* DIRECTIONS *
Give every line of the data again, unchanged, but with no pictures.

* STORED RECORDS *
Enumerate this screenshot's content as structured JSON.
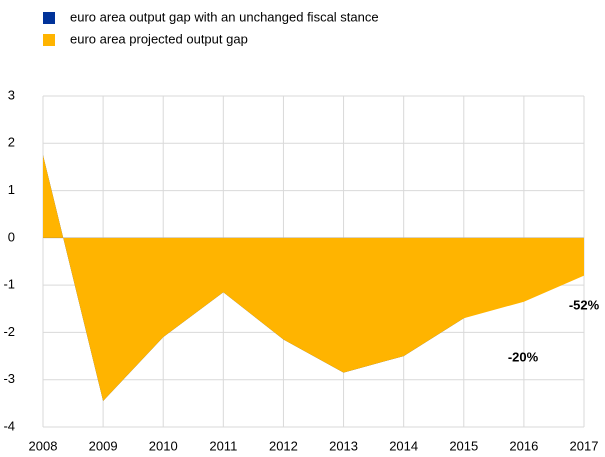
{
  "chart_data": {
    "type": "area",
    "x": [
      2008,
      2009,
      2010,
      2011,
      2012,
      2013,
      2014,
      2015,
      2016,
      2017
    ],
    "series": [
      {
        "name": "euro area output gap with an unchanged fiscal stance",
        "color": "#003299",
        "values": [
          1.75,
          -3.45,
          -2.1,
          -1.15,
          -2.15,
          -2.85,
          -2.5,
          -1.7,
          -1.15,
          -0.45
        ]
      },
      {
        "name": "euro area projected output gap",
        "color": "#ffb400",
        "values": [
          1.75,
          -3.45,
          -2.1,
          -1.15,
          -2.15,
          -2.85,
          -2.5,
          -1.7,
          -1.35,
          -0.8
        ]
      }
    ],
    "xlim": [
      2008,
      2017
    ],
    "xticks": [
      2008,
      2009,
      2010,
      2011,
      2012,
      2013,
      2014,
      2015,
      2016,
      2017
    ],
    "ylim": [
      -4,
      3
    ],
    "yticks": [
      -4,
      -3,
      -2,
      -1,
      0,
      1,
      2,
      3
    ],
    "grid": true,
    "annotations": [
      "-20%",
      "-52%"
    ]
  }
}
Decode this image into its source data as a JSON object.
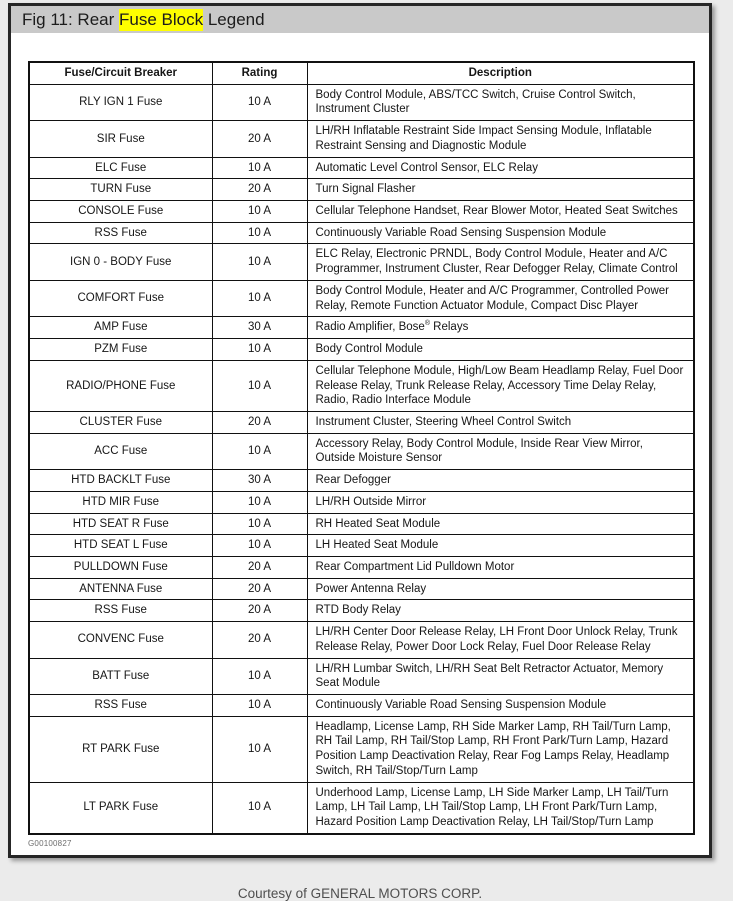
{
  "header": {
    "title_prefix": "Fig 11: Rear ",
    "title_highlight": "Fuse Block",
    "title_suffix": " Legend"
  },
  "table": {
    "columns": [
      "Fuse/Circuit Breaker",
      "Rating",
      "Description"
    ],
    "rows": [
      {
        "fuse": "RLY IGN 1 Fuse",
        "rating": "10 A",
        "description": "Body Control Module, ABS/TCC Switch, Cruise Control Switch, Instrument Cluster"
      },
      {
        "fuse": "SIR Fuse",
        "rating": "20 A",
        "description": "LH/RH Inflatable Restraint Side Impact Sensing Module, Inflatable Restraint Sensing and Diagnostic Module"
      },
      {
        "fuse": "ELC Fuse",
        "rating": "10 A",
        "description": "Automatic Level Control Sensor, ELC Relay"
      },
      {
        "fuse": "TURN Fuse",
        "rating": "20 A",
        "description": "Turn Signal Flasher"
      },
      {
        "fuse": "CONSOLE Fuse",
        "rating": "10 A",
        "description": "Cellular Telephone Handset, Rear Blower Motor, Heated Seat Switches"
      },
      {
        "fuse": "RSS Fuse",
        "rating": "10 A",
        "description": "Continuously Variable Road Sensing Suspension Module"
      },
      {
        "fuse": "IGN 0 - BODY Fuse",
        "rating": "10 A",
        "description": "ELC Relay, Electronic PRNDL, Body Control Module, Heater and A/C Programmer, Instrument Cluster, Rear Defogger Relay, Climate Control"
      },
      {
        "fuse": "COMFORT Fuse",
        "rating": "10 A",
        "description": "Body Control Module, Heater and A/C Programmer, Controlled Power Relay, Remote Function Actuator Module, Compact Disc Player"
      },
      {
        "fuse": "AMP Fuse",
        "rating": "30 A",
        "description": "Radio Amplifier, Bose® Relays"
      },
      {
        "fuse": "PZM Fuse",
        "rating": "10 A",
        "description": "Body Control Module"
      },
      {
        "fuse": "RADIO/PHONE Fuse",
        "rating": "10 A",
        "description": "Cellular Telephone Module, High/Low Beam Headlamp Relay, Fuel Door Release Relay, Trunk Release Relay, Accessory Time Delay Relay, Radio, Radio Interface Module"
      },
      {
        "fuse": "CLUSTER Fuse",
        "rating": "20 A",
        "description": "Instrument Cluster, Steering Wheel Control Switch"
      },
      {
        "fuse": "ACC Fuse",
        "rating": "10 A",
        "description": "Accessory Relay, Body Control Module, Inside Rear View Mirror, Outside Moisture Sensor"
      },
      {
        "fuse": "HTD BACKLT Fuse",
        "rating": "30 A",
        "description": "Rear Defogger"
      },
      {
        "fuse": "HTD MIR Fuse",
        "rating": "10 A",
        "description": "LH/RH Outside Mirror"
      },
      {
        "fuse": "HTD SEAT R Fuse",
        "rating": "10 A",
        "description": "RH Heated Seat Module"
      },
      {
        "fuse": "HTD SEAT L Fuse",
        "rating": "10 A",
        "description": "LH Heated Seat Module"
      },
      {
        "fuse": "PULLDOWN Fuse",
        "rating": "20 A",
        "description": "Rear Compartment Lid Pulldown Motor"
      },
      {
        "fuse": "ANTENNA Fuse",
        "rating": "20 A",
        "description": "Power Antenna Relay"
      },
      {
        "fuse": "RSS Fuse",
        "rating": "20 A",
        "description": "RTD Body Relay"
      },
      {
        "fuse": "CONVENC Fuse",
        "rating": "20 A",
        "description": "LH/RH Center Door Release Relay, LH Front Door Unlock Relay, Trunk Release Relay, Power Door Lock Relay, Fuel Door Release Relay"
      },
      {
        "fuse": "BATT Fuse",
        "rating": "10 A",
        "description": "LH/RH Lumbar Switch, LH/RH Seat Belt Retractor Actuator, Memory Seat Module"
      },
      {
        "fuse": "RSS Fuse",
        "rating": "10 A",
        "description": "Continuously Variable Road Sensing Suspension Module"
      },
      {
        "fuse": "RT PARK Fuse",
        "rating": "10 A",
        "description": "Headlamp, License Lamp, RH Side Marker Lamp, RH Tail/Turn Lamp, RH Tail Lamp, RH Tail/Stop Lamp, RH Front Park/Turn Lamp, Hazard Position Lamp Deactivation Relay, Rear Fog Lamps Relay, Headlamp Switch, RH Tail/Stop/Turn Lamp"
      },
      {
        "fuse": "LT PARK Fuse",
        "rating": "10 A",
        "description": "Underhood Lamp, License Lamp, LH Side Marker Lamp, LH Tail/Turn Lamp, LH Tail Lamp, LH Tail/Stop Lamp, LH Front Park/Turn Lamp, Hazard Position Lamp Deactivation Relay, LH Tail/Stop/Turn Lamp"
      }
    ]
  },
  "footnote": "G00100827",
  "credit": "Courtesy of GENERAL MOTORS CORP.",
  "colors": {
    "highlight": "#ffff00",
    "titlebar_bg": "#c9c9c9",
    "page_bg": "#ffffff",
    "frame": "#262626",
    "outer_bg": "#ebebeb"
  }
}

* WORKED ANSWER *
Enumerate this screenshot's content as structured JSON.
{
  "chart_data": {
    "type": "area",
    "x": [
      2008,
      2009,
      2010,
      2011,
      2012,
      2013,
      2014,
      2015,
      2016,
      2017
    ],
    "series": [
      {
        "name": "euro area output gap with an unchanged fiscal stance",
        "color": "#003299",
        "values": [
          1.75,
          -3.45,
          -2.1,
          -1.15,
          -2.15,
          -2.85,
          -2.5,
          -1.7,
          -1.15,
          -0.45
        ]
      },
      {
        "name": "euro area projected output gap",
        "color": "#ffb400",
        "values": [
          1.75,
          -3.45,
          -2.1,
          -1.15,
          -2.15,
          -2.85,
          -2.5,
          -1.7,
          -1.35,
          -0.8
        ]
      }
    ],
    "xlim": [
      2008,
      2017
    ],
    "xticks": [
      2008,
      2009,
      2010,
      2011,
      2012,
      2013,
      2014,
      2015,
      2016,
      2017
    ],
    "ylim": [
      -4,
      3
    ],
    "yticks": [
      -4,
      -3,
      -2,
      -1,
      0,
      1,
      2,
      3
    ],
    "grid": true,
    "annotations": [
      "-20%",
      "-52%"
    ]
  }
}
Decode this image into its source data as a JSON object.
{
  "header": {
    "title_prefix": "Fig 11: Rear ",
    "title_highlight": "Fuse Block",
    "title_suffix": " Legend"
  },
  "table": {
    "columns": [
      "Fuse/Circuit Breaker",
      "Rating",
      "Description"
    ],
    "rows": [
      {
        "fuse": "RLY IGN 1 Fuse",
        "rating": "10 A",
        "description": "Body Control Module, ABS/TCC Switch, Cruise Control Switch, Instrument Cluster"
      },
      {
        "fuse": "SIR Fuse",
        "rating": "20 A",
        "description": "LH/RH Inflatable Restraint Side Impact Sensing Module, Inflatable Restraint Sensing and Diagnostic Module"
      },
      {
        "fuse": "ELC Fuse",
        "rating": "10 A",
        "description": "Automatic Level Control Sensor, ELC Relay"
      },
      {
        "fuse": "TURN Fuse",
        "rating": "20 A",
        "description": "Turn Signal Flasher"
      },
      {
        "fuse": "CONSOLE Fuse",
        "rating": "10 A",
        "description": "Cellular Telephone Handset, Rear Blower Motor, Heated Seat Switches"
      },
      {
        "fuse": "RSS Fuse",
        "rating": "10 A",
        "description": "Continuously Variable Road Sensing Suspension Module"
      },
      {
        "fuse": "IGN 0 - BODY Fuse",
        "rating": "10 A",
        "description": "ELC Relay, Electronic PRNDL, Body Control Module, Heater and A/C Programmer, Instrument Cluster, Rear Defogger Relay, Climate Control"
      },
      {
        "fuse": "COMFORT Fuse",
        "rating": "10 A",
        "description": "Body Control Module, Heater and A/C Programmer, Controlled Power Relay, Remote Function Actuator Module, Compact Disc Player"
      },
      {
        "fuse": "AMP Fuse",
        "rating": "30 A",
        "description": "Radio Amplifier, Bose® Relays"
      },
      {
        "fuse": "PZM Fuse",
        "rating": "10 A",
        "description": "Body Control Module"
      },
      {
        "fuse": "RADIO/PHONE Fuse",
        "rating": "10 A",
        "description": "Cellular Telephone Module, High/Low Beam Headlamp Relay, Fuel Door Release Relay, Trunk Release Relay, Accessory Time Delay Relay, Radio, Radio Interface Module"
      },
      {
        "fuse": "CLUSTER Fuse",
        "rating": "20 A",
        "description": "Instrument Cluster, Steering Wheel Control Switch"
      },
      {
        "fuse": "ACC Fuse",
        "rating": "10 A",
        "description": "Accessory Relay, Body Control Module, Inside Rear View Mirror, Outside Moisture Sensor"
      },
      {
        "fuse": "HTD BACKLT Fuse",
        "rating": "30 A",
        "description": "Rear Defogger"
      },
      {
        "fuse": "HTD MIR Fuse",
        "rating": "10 A",
        "description": "LH/RH Outside Mirror"
      },
      {
        "fuse": "HTD SEAT R Fuse",
        "rating": "10 A",
        "description": "RH Heated Seat Module"
      },
      {
        "fuse": "HTD SEAT L Fuse",
        "rating": "10 A",
        "description": "LH Heated Seat Module"
      },
      {
        "fuse": "PULLDOWN Fuse",
        "rating": "20 A",
        "description": "Rear Compartment Lid Pulldown Motor"
      },
      {
        "fuse": "ANTENNA Fuse",
        "rating": "20 A",
        "description": "Power Antenna Relay"
      },
      {
        "fuse": "RSS Fuse",
        "rating": "20 A",
        "description": "RTD Body Relay"
      },
      {
        "fuse": "CONVENC Fuse",
        "rating": "20 A",
        "description": "LH/RH Center Door Release Relay, LH Front Door Unlock Relay, Trunk Release Relay, Power Door Lock Relay, Fuel Door Release Relay"
      },
      {
        "fuse": "BATT Fuse",
        "rating": "10 A",
        "description": "LH/RH Lumbar Switch, LH/RH Seat Belt Retractor Actuator, Memory Seat Module"
      },
      {
        "fuse": "RSS Fuse",
        "rating": "10 A",
        "description": "Continuously Variable Road Sensing Suspension Module"
      },
      {
        "fuse": "RT PARK Fuse",
        "rating": "10 A",
        "description": "Headlamp, License Lamp, RH Side Marker Lamp, RH Tail/Turn Lamp, RH Tail Lamp, RH Tail/Stop Lamp, RH Front Park/Turn Lamp, Hazard Position Lamp Deactivation Relay, Rear Fog Lamps Relay, Headlamp Switch, RH Tail/Stop/Turn Lamp"
      },
      {
        "fuse": "LT PARK Fuse",
        "rating": "10 A",
        "description": "Underhood Lamp, License Lamp, LH Side Marker Lamp, LH Tail/Turn Lamp, LH Tail Lamp, LH Tail/Stop Lamp, LH Front Park/Turn Lamp, Hazard Position Lamp Deactivation Relay, LH Tail/Stop/Turn Lamp"
      }
    ]
  },
  "footnote": "G00100827",
  "credit": "Courtesy of GENERAL MOTORS CORP.",
  "colors": {
    "highlight": "#ffff00",
    "titlebar_bg": "#c9c9c9",
    "page_bg": "#ffffff",
    "frame": "#262626",
    "outer_bg": "#ebebeb"
  }
}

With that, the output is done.